◆ Direction: Reproduce each line exactly.

[Extracted data entries]
===

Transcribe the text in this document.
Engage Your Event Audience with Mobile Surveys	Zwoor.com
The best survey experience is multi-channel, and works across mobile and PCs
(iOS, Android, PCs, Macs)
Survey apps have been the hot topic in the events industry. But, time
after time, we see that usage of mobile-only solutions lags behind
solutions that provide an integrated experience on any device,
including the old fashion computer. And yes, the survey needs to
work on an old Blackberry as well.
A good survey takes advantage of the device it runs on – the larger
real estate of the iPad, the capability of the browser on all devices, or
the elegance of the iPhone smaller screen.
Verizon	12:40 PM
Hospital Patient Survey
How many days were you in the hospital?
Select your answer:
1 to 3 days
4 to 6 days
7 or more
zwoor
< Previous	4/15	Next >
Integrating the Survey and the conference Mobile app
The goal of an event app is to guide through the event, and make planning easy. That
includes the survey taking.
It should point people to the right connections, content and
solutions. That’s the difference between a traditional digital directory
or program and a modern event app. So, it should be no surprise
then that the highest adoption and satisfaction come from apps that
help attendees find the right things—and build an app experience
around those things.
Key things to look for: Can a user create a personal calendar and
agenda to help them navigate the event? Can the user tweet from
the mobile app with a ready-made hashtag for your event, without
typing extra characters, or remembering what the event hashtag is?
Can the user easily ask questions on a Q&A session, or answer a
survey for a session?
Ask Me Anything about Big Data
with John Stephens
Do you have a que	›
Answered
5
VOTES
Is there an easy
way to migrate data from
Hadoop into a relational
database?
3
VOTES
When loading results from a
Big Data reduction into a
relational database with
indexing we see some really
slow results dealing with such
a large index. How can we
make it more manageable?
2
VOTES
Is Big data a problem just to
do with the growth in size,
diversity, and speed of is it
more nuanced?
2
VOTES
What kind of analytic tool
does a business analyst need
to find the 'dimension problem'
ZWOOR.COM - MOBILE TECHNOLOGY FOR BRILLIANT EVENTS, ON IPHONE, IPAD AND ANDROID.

===

◆ Answer to this task:
Transcribe the text in this document.
Engage Your Event Audience with Mobile Surveys	Zwoor.com
The best survey experience is multi-channel, and works across mobile and PCs
(iOS, Android, PCs, Macs)
Survey apps have been the hot topic in the events industry. But, time
after time, we see that usage of mobile-only solutions lags behind
solutions that provide an integrated experience on any device,
including the old fashion computer. And yes, the survey needs to
work on an old Blackberry as well.
A good survey takes advantage of the device it runs on – the larger
real estate of the iPad, the capability of the browser on all devices, or
the elegance of the iPhone smaller screen.
Verizon	12:40 PM
Hospital Patient Survey
How many days were you in the hospital?
Select your answer:
1 to 3 days
4 to 6 days
7 or more
zwoor
< Previous	4/15	Next >
Integrating the Survey and the conference Mobile app
The goal of an event app is to guide through the event, and make planning easy. That
includes the survey taking.
It should point people to the right connections, content and
solutions. That’s the difference between a traditional digital directory
or program and a modern event app. So, it should be no surprise
then that the highest adoption and satisfaction come from apps that
help attendees find the right things—and build an app experience
around those things.
Key things to look for: Can a user create a personal calendar and
agenda to help them navigate the event? Can the user tweet from
the mobile app with a ready-made hashtag for your event, without
typing extra characters, or remembering what the event hashtag is?
Can the user easily ask questions on a Q&A session, or answer a
survey for a session?
Ask Me Anything about Big Data
with John Stephens
Do you have a que	›
Answered
5
VOTES
Is there an easy
way to migrate data from
Hadoop into a relational
database?
3
VOTES
When loading results from a
Big Data reduction into a
relational database with
indexing we see some really
slow results dealing with such
a large index. How can we
make it more manageable?
2
VOTES
Is Big data a problem just to
do with the growth in size,
diversity, and speed of is it
more nuanced?
2
VOTES
What kind of analytic tool
does a business analyst need
to find the 'dimension problem'
ZWOOR.COM - MOBILE TECHNOLOGY FOR BRILLIANT EVENTS, ON IPHONE, IPAD AND ANDROID.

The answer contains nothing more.